Challenge:
Determine the number of lines holding the word "very"; answer with that number only.

Records supplied:
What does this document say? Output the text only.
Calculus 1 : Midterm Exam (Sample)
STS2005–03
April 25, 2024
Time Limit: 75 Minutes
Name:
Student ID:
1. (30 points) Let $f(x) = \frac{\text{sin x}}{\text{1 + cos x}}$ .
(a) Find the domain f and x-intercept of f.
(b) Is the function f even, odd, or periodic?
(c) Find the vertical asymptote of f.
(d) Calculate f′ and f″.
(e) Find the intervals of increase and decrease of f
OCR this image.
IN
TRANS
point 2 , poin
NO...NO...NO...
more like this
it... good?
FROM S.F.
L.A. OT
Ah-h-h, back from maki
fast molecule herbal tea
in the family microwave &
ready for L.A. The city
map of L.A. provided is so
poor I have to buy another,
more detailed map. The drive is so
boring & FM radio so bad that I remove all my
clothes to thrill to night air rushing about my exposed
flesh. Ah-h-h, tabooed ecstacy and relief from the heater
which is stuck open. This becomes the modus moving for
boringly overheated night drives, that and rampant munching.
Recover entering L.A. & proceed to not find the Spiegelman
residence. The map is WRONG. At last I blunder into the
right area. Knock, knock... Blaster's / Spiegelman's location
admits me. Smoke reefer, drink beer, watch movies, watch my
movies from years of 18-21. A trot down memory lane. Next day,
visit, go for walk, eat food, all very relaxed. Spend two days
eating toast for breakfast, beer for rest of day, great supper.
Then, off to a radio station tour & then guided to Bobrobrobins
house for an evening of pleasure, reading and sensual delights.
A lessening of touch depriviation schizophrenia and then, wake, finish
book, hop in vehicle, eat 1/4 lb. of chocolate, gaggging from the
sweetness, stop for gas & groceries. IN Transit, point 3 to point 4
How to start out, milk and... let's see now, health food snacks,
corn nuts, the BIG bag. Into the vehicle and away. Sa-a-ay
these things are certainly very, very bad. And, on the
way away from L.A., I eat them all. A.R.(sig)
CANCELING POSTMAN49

Solution to the problem:
2